PROBLEM REQUIREMENTS ->
Look through the data for the string "JSON". Copy every line where it is found.

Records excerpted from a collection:
** start **

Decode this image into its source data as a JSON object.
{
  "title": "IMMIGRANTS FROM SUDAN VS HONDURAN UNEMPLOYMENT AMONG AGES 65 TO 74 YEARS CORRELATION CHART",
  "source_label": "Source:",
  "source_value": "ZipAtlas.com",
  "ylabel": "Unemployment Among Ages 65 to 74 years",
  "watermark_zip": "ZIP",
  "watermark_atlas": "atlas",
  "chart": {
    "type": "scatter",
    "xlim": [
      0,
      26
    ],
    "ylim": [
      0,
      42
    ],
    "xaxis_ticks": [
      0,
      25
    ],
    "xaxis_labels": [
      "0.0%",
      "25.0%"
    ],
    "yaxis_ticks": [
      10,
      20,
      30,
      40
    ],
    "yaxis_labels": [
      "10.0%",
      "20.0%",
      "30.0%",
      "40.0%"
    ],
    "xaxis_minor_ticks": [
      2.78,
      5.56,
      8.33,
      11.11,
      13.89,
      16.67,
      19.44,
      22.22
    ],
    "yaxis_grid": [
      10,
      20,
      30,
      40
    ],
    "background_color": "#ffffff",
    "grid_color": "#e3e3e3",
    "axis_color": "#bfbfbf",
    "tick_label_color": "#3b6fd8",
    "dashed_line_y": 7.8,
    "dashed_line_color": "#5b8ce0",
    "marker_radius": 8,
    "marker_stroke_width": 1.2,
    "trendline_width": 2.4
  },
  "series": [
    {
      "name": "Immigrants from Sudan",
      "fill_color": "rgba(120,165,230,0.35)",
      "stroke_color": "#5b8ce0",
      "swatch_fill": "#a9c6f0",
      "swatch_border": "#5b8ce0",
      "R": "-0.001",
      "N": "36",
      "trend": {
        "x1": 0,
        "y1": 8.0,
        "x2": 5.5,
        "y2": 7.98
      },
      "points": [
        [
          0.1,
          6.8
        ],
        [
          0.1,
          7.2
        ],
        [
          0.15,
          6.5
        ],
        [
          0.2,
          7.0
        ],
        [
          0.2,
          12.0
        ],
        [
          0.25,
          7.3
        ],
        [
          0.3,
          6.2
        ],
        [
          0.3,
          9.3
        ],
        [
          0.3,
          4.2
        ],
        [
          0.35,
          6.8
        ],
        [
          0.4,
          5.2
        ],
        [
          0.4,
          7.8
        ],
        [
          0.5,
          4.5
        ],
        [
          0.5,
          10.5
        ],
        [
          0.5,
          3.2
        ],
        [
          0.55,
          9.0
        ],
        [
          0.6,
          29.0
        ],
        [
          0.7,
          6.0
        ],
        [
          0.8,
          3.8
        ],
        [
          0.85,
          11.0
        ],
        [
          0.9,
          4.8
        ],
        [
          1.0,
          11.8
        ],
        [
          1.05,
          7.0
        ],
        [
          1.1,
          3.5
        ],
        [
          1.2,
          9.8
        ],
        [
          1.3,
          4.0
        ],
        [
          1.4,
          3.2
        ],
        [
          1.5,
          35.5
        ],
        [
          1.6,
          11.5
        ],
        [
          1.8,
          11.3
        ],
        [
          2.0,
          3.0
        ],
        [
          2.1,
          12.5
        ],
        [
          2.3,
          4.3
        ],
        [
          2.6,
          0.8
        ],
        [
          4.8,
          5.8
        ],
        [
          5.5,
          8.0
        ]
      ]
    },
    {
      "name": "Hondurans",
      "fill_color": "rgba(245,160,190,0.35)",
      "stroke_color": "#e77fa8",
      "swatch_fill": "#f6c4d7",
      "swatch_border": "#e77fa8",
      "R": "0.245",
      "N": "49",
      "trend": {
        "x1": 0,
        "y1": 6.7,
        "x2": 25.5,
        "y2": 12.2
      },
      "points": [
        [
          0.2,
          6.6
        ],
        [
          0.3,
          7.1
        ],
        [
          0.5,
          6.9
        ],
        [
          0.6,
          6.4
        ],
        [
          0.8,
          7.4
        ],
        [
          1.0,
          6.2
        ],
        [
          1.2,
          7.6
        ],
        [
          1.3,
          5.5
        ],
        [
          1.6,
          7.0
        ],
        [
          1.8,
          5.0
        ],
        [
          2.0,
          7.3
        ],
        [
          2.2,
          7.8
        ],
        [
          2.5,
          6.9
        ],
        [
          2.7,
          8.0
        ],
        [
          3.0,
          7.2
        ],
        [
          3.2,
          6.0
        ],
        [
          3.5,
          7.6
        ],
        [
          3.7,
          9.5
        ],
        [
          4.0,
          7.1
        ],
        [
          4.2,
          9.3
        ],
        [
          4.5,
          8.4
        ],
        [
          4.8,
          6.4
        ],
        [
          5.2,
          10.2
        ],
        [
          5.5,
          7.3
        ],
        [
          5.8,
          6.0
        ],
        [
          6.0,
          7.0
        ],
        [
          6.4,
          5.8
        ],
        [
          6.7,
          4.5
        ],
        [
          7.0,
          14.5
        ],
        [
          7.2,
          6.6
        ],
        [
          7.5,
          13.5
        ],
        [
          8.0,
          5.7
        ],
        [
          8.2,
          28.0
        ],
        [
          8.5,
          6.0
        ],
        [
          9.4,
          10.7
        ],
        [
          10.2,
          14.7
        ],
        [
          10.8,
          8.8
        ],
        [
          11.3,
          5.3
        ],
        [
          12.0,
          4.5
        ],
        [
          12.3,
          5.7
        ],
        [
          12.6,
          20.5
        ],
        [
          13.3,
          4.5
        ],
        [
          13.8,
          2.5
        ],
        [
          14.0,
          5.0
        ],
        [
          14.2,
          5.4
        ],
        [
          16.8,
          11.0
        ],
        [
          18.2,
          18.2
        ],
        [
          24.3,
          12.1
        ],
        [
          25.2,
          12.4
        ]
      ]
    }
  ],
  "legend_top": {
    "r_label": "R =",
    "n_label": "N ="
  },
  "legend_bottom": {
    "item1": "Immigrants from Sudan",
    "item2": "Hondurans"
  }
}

** end **
** start **

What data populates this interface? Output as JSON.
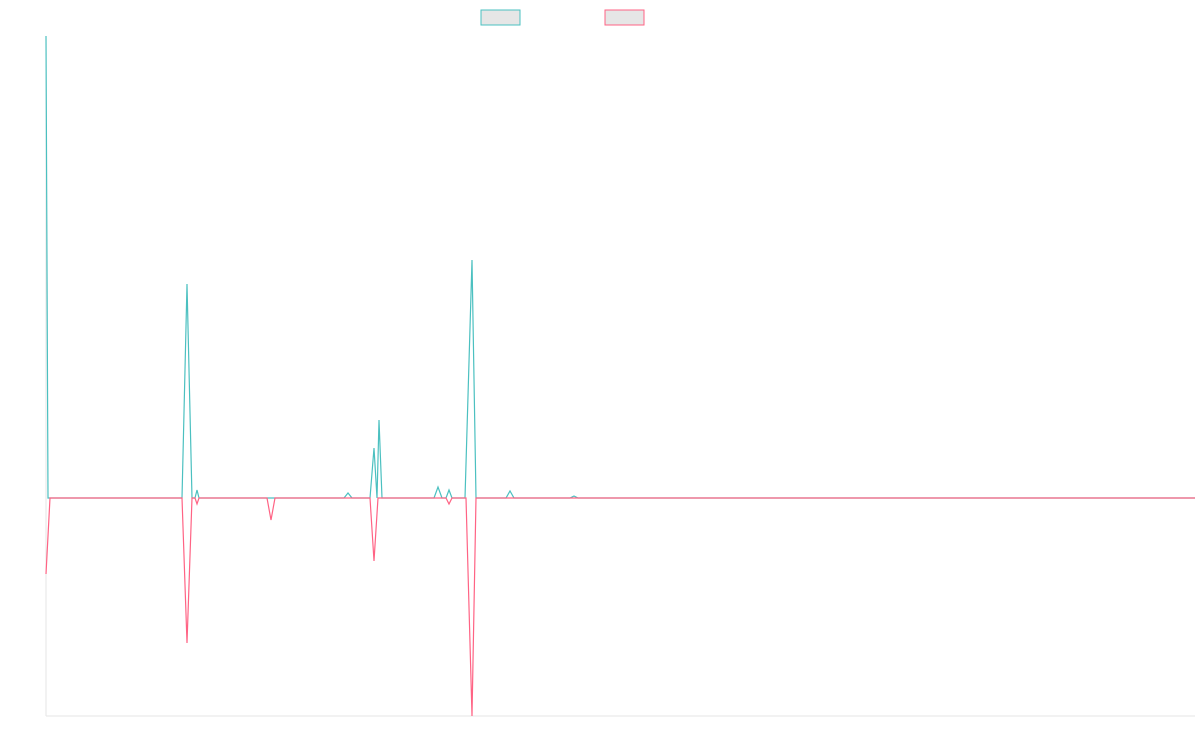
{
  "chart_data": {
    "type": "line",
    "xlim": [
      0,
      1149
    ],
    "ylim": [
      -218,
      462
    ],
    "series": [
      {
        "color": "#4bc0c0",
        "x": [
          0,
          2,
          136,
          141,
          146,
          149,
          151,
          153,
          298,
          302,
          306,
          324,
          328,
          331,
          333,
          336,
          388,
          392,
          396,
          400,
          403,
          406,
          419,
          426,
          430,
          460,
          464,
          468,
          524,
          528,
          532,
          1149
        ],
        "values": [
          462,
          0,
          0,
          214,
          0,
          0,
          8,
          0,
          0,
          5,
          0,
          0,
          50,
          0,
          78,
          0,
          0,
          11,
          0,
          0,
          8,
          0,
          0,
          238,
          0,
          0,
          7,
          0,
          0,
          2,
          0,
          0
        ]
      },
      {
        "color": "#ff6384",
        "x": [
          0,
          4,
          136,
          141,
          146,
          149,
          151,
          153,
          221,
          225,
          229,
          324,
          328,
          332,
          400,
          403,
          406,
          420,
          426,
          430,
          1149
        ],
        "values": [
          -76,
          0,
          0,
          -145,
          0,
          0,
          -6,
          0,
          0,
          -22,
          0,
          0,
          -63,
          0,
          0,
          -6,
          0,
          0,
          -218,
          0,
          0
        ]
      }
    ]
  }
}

** end **

FULL SOLUTION ->
Decode this image into its source data as a JSON object.
What data populates this interface? Output as JSON.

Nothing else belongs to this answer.